Please pull out every line that includes the string "AgBr".

Items from a data source:
________________________
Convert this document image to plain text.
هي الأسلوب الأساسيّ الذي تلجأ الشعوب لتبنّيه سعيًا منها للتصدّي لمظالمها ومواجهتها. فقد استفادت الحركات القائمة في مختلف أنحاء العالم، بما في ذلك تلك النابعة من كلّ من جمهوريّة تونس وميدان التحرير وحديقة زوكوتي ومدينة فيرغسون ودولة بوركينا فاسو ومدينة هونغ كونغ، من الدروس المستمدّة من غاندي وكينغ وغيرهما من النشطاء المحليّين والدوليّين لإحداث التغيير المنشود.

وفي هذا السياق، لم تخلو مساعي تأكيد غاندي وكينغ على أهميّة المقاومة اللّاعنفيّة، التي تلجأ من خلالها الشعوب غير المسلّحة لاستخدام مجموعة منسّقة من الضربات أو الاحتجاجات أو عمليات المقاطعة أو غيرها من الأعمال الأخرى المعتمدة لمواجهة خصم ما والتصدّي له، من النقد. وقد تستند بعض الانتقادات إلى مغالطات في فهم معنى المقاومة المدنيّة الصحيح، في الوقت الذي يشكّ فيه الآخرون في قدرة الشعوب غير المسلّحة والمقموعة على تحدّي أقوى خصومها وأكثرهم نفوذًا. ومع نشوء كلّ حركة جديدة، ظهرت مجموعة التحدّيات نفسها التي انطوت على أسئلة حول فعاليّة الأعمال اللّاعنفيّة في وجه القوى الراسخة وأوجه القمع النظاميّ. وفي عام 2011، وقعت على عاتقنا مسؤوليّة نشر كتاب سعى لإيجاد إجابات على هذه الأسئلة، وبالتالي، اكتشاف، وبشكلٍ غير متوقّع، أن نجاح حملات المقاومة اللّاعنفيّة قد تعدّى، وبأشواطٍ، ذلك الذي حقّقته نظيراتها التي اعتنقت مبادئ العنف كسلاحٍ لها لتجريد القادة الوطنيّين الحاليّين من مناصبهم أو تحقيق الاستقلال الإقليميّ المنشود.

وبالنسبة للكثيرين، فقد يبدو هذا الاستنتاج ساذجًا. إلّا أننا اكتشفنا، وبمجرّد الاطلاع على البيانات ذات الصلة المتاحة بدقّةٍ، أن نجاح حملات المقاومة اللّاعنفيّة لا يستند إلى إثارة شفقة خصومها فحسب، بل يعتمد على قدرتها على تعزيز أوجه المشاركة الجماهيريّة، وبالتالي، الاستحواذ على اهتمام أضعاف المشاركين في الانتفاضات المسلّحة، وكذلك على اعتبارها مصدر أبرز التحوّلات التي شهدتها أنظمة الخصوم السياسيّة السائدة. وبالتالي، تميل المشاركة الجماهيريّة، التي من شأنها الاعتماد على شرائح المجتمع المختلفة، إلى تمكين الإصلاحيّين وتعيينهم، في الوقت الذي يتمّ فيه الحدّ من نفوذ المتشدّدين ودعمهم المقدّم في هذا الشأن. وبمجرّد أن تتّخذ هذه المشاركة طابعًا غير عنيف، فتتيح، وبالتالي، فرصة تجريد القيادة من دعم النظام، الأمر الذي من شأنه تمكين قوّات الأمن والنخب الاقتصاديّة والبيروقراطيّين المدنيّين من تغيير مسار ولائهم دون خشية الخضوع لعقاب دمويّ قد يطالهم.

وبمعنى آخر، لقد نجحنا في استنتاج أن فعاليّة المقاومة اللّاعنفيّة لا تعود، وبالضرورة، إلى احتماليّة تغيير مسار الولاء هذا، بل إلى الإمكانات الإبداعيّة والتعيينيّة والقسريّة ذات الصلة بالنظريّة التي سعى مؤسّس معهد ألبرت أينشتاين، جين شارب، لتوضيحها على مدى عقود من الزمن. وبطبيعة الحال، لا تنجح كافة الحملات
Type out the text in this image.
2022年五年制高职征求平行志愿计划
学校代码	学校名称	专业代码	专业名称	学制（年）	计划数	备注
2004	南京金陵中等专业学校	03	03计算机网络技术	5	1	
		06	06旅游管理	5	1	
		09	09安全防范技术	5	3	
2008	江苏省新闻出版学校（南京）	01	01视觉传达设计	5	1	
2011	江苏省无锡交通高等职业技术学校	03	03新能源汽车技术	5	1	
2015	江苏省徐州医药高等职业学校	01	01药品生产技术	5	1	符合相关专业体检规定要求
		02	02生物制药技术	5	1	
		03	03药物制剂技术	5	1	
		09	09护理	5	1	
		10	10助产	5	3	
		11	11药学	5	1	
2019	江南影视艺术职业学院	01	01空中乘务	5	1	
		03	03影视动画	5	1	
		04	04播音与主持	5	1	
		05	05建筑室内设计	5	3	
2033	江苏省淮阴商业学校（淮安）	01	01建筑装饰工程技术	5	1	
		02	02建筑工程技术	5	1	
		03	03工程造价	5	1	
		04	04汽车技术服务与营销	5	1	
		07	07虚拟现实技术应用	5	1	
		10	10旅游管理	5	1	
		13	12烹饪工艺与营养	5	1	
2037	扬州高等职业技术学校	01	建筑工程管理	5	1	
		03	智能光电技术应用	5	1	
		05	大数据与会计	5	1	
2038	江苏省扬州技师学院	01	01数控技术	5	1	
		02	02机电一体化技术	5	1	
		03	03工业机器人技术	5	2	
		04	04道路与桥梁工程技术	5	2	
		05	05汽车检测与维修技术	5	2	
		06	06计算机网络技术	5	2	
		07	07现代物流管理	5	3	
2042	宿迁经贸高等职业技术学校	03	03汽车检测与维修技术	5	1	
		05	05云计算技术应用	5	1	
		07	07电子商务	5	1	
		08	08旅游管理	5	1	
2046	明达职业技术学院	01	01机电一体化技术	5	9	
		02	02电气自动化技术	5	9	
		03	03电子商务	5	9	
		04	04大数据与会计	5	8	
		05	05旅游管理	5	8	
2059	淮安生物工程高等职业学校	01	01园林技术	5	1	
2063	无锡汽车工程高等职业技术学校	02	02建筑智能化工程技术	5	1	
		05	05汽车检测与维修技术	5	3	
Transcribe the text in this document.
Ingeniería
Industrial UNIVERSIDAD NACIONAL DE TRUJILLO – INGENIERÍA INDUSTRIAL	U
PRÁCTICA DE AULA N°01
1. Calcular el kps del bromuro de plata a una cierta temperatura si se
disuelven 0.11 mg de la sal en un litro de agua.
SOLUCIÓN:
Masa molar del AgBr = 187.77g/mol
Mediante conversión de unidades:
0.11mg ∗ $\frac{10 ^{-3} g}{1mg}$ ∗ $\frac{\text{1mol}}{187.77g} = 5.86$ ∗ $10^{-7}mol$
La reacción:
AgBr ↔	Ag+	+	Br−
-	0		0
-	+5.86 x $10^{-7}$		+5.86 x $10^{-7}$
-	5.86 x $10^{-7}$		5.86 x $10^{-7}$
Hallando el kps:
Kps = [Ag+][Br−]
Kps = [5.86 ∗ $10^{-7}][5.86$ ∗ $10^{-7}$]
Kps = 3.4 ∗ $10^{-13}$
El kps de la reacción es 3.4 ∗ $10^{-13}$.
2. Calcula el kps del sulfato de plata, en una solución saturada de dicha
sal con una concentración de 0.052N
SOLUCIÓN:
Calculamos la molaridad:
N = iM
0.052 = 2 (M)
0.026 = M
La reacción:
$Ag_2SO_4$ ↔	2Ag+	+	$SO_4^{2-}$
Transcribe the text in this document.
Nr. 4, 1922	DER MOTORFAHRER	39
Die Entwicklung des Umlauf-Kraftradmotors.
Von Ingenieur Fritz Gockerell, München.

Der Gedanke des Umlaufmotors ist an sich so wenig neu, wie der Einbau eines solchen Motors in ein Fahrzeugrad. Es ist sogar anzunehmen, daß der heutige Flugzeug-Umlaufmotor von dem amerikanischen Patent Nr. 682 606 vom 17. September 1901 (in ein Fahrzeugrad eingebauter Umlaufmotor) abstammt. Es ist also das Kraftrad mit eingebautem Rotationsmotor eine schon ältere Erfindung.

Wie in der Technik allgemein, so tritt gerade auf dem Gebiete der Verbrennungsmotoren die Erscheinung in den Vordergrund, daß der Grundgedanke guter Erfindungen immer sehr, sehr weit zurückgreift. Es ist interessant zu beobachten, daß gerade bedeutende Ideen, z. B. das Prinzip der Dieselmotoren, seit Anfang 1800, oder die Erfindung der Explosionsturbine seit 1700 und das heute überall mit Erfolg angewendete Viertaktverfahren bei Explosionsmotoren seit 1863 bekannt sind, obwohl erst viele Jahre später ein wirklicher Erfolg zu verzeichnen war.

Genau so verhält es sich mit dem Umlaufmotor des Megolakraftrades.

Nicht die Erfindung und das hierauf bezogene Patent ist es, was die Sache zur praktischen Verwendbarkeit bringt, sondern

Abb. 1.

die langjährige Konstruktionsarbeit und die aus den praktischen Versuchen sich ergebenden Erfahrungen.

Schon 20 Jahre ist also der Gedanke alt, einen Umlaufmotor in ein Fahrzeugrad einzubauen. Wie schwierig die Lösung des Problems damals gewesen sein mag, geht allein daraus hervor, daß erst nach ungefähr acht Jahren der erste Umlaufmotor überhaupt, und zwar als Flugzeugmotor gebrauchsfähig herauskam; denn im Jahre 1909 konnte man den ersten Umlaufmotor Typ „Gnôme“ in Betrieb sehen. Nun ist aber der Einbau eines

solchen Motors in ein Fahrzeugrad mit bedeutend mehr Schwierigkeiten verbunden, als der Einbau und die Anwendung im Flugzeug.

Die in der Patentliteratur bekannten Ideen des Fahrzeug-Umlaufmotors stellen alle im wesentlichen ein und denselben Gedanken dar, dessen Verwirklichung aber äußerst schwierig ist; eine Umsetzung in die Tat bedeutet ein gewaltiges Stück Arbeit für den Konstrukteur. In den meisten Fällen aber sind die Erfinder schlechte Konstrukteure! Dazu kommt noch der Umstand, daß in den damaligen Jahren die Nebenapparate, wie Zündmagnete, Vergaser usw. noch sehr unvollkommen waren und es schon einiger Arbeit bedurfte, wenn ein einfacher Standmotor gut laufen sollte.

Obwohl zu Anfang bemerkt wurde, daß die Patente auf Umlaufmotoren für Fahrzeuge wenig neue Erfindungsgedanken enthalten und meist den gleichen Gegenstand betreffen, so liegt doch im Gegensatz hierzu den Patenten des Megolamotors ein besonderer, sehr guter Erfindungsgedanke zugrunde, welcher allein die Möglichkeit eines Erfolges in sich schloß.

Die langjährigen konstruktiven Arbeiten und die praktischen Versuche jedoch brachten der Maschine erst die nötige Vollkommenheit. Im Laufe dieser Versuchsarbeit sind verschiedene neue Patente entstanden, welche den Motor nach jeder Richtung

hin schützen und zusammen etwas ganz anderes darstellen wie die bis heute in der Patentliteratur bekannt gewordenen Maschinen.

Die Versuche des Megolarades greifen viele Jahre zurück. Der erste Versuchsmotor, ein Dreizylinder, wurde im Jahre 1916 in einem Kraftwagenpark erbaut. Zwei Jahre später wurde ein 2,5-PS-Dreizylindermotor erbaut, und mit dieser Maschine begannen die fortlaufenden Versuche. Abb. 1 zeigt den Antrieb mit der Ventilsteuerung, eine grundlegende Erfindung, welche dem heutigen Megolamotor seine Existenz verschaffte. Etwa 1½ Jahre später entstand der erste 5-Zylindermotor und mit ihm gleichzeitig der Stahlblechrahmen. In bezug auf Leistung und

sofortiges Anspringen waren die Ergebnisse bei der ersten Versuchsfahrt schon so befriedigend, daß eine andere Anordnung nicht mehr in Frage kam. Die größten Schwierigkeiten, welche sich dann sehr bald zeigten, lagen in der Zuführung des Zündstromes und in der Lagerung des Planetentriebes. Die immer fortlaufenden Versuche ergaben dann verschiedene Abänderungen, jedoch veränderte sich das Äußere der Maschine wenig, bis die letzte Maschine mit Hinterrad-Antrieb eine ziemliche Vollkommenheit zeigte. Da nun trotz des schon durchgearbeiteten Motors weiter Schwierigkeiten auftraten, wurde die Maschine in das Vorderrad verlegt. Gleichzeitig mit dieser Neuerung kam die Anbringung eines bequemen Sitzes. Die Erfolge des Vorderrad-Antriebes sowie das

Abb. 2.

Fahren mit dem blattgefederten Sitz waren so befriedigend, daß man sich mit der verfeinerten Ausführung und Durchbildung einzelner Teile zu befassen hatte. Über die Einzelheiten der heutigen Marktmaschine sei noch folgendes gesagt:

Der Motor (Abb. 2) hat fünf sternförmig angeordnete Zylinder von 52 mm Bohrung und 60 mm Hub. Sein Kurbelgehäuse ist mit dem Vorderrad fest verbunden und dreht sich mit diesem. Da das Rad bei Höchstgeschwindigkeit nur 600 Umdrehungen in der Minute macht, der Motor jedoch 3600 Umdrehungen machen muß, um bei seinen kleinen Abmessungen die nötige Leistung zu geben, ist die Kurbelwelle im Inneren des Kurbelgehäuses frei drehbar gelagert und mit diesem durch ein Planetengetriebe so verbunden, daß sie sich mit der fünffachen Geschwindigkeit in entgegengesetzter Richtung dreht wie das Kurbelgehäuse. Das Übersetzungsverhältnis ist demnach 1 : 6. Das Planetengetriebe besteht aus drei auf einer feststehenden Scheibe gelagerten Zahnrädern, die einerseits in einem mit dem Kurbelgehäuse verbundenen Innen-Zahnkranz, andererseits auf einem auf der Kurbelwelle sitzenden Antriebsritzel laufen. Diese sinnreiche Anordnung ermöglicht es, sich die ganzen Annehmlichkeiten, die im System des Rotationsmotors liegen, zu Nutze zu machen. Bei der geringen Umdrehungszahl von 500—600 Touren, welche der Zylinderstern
________________________
_Final answer_
Masa molar del AgBr = 187.77g/mol
AgBr ↔	Ag+	+	Br−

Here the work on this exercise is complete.